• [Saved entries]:
>> start

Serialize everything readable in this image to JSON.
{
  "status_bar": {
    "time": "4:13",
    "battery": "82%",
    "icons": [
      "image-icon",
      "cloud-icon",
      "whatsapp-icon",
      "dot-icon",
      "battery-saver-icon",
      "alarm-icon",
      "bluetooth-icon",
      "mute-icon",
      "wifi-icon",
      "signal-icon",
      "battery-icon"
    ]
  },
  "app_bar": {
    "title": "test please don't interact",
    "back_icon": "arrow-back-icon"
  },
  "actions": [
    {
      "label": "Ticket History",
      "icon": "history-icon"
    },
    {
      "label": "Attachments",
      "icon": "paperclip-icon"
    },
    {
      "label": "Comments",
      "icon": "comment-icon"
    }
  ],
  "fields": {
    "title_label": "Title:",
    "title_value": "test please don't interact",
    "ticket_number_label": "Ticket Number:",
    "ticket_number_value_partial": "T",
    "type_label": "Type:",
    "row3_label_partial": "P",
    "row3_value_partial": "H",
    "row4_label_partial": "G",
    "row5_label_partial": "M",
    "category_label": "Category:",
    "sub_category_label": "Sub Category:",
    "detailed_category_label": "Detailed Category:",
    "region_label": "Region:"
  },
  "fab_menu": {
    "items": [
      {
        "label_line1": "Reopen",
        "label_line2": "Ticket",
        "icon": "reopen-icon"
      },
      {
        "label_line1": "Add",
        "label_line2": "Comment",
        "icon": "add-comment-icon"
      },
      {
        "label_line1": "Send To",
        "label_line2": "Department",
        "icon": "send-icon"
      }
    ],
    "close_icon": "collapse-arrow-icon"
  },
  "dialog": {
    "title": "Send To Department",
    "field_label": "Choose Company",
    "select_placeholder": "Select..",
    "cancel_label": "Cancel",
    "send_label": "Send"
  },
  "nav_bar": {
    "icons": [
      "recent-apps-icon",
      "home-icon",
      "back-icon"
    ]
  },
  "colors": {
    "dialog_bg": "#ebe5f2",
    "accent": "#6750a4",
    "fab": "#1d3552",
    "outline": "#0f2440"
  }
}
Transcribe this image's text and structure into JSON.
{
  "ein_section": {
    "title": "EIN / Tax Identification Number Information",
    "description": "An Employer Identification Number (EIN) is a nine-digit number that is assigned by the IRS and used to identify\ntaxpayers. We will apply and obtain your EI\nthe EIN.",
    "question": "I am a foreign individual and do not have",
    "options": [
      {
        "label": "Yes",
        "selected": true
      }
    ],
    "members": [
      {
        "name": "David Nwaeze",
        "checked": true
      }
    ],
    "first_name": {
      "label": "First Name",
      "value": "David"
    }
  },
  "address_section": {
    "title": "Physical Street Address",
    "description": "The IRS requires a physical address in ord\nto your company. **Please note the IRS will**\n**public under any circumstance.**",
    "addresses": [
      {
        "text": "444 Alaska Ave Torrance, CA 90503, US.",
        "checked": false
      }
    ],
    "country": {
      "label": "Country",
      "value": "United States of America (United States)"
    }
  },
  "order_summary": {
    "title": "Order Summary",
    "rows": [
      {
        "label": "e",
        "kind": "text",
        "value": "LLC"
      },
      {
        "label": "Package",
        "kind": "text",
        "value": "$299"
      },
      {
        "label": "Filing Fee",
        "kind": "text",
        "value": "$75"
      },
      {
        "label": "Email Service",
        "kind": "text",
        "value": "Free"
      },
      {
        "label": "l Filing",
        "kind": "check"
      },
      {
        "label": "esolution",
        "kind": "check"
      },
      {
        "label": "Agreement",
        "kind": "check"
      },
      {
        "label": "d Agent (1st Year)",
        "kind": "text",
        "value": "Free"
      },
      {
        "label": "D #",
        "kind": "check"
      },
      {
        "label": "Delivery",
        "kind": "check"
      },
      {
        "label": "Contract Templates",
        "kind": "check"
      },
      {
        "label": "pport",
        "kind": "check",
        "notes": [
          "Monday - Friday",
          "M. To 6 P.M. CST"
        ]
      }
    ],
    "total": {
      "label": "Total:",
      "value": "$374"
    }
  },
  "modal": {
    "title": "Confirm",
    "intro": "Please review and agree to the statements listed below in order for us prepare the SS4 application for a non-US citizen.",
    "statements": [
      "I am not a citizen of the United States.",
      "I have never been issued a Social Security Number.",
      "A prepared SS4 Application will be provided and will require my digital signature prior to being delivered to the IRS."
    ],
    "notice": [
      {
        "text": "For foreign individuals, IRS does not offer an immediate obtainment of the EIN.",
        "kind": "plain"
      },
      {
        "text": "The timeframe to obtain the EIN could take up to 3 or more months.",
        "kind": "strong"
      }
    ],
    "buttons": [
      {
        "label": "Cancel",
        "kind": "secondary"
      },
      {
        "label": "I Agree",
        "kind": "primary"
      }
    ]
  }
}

>> end

• [Exercise objective]: Quote the data above in full, changing nothing.

• [Answer for this exercise]:
Serialize everything readable in this image to JSON.
{
  "status_bar": {
    "time": "4:13",
    "battery": "82%",
    "icons": [
      "image-icon",
      "cloud-icon",
      "whatsapp-icon",
      "dot-icon",
      "battery-saver-icon",
      "alarm-icon",
      "bluetooth-icon",
      "mute-icon",
      "wifi-icon",
      "signal-icon",
      "battery-icon"
    ]
  },
  "app_bar": {
    "title": "test please don't interact",
    "back_icon": "arrow-back-icon"
  },
  "actions": [
    {
      "label": "Ticket History",
      "icon": "history-icon"
    },
    {
      "label": "Attachments",
      "icon": "paperclip-icon"
    },
    {
      "label": "Comments",
      "icon": "comment-icon"
    }
  ],
  "fields": {
    "title_label": "Title:",
    "title_value": "test please don't interact",
    "ticket_number_label": "Ticket Number:",
    "ticket_number_value_partial": "T",
    "type_label": "Type:",
    "row3_label_partial": "P",
    "row3_value_partial": "H",
    "row4_label_partial": "G",
    "row5_label_partial": "M",
    "category_label": "Category:",
    "sub_category_label": "Sub Category:",
    "detailed_category_label": "Detailed Category:",
    "region_label": "Region:"
  },
  "fab_menu": {
    "items": [
      {
        "label_line1": "Reopen",
        "label_line2": "Ticket",
        "icon": "reopen-icon"
      },
      {
        "label_line1": "Add",
        "label_line2": "Comment",
        "icon": "add-comment-icon"
      },
      {
        "label_line1": "Send To",
        "label_line2": "Department",
        "icon": "send-icon"
      }
    ],
    "close_icon": "collapse-arrow-icon"
  },
  "dialog": {
    "title": "Send To Department",
    "field_label": "Choose Company",
    "select_placeholder": "Select..",
    "cancel_label": "Cancel",
    "send_label": "Send"
  },
  "nav_bar": {
    "icons": [
      "recent-apps-icon",
      "home-icon",
      "back-icon"
    ]
  },
  "colors": {
    "dialog_bg": "#ebe5f2",
    "accent": "#6750a4",
    "fab": "#1d3552",
    "outline": "#0f2440"
  }
}
Transcribe this image's text and structure into JSON.
{
  "ein_section": {
    "title": "EIN / Tax Identification Number Information",
    "description": "An Employer Identification Number (EIN) is a nine-digit number that is assigned by the IRS and used to identify\ntaxpayers. We will apply and obtain your EI\nthe EIN.",
    "question": "I am a foreign individual and do not have",
    "options": [
      {
        "label": "Yes",
        "selected": true
      }
    ],
    "members": [
      {
        "name": "David Nwaeze",
        "checked": true
      }
    ],
    "first_name": {
      "label": "First Name",
      "value": "David"
    }
  },
  "address_section": {
    "title": "Physical Street Address",
    "description": "The IRS requires a physical address in ord\nto your company. **Please note the IRS will**\n**public under any circumstance.**",
    "addresses": [
      {
        "text": "444 Alaska Ave Torrance, CA 90503, US.",
        "checked": false
      }
    ],
    "country": {
      "label": "Country",
      "value": "United States of America (United States)"
    }
  },
  "order_summary": {
    "title": "Order Summary",
    "rows": [
      {
        "label": "e",
        "kind": "text",
        "value": "LLC"
      },
      {
        "label": "Package",
        "kind": "text",
        "value": "$299"
      },
      {
        "label": "Filing Fee",
        "kind": "text",
        "value": "$75"
      },
      {
        "label": "Email Service",
        "kind": "text",
        "value": "Free"
      },
      {
        "label": "l Filing",
        "kind": "check"
      },
      {
        "label": "esolution",
        "kind": "check"
      },
      {
        "label": "Agreement",
        "kind": "check"
      },
      {
        "label": "d Agent (1st Year)",
        "kind": "text",
        "value": "Free"
      },
      {
        "label": "D #",
        "kind": "check"
      },
      {
        "label": "Delivery",
        "kind": "check"
      },
      {
        "label": "Contract Templates",
        "kind": "check"
      },
      {
        "label": "pport",
        "kind": "check",
        "notes": [
          "Monday - Friday",
          "M. To 6 P.M. CST"
        ]
      }
    ],
    "total": {
      "label": "Total:",
      "value": "$374"
    }
  },
  "modal": {
    "title": "Confirm",
    "intro": "Please review and agree to the statements listed below in order for us prepare the SS4 application for a non-US citizen.",
    "statements": [
      "I am not a citizen of the United States.",
      "I have never been issued a Social Security Number.",
      "A prepared SS4 Application will be provided and will require my digital signature prior to being delivered to the IRS."
    ],
    "notice": [
      {
        "text": "For foreign individuals, IRS does not offer an immediate obtainment of the EIN.",
        "kind": "plain"
      },
      {
        "text": "The timeframe to obtain the EIN could take up to 3 or more months.",
        "kind": "strong"
      }
    ],
    "buttons": [
      {
        "label": "Cancel",
        "kind": "secondary"
      },
      {
        "label": "I Agree",
        "kind": "primary"
      }
    ]
  }
}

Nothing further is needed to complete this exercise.